▶ _GOAL_: Go through the listing and copy every line word for word.

## Begin

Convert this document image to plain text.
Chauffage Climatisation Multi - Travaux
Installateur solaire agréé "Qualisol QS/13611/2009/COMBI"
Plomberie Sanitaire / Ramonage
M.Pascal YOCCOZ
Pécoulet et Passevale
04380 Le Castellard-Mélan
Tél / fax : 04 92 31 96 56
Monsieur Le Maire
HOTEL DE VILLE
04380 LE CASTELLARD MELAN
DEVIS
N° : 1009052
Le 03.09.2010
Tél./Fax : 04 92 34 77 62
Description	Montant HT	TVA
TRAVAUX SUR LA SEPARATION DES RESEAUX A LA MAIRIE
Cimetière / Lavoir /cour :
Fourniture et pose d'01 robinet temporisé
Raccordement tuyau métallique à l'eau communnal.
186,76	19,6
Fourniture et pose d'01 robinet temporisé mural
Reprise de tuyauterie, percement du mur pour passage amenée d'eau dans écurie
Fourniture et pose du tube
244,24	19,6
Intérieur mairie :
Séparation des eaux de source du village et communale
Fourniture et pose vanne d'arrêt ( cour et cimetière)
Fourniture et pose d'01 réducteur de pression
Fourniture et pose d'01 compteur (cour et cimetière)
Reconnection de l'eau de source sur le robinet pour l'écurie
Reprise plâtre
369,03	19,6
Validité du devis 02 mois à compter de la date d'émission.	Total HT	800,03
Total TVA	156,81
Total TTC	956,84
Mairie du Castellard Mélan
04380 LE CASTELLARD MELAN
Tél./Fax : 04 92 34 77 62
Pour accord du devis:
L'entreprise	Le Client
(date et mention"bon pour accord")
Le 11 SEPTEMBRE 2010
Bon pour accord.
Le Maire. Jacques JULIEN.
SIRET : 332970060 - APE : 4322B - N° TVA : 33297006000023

## End

▶ _SOLUTION TO THIS TASK_:
Convert this document image to plain text.
Chauffage Climatisation Multi - Travaux
Installateur solaire agréé "Qualisol QS/13611/2009/COMBI"
Plomberie Sanitaire / Ramonage
M.Pascal YOCCOZ
Pécoulet et Passevale
04380 Le Castellard-Mélan
Tél / fax : 04 92 31 96 56
Monsieur Le Maire
HOTEL DE VILLE
04380 LE CASTELLARD MELAN
DEVIS
N° : 1009052
Le 03.09.2010
Tél./Fax : 04 92 34 77 62
Description	Montant HT	TVA
TRAVAUX SUR LA SEPARATION DES RESEAUX A LA MAIRIE
Cimetière / Lavoir /cour :
Fourniture et pose d'01 robinet temporisé
Raccordement tuyau métallique à l'eau communnal.
186,76	19,6
Fourniture et pose d'01 robinet temporisé mural
Reprise de tuyauterie, percement du mur pour passage amenée d'eau dans écurie
Fourniture et pose du tube
244,24	19,6
Intérieur mairie :
Séparation des eaux de source du village et communale
Fourniture et pose vanne d'arrêt ( cour et cimetière)
Fourniture et pose d'01 réducteur de pression
Fourniture et pose d'01 compteur (cour et cimetière)
Reconnection de l'eau de source sur le robinet pour l'écurie
Reprise plâtre
369,03	19,6
Validité du devis 02 mois à compter de la date d'émission.	Total HT	800,03
Total TVA	156,81
Total TTC	956,84
Mairie du Castellard Mélan
04380 LE CASTELLARD MELAN
Tél./Fax : 04 92 34 77 62
Pour accord du devis:
L'entreprise	Le Client
(date et mention"bon pour accord")
Le 11 SEPTEMBRE 2010
Bon pour accord.
Le Maire. Jacques JULIEN.
SIRET : 332970060 - APE : 4322B - N° TVA : 33297006000023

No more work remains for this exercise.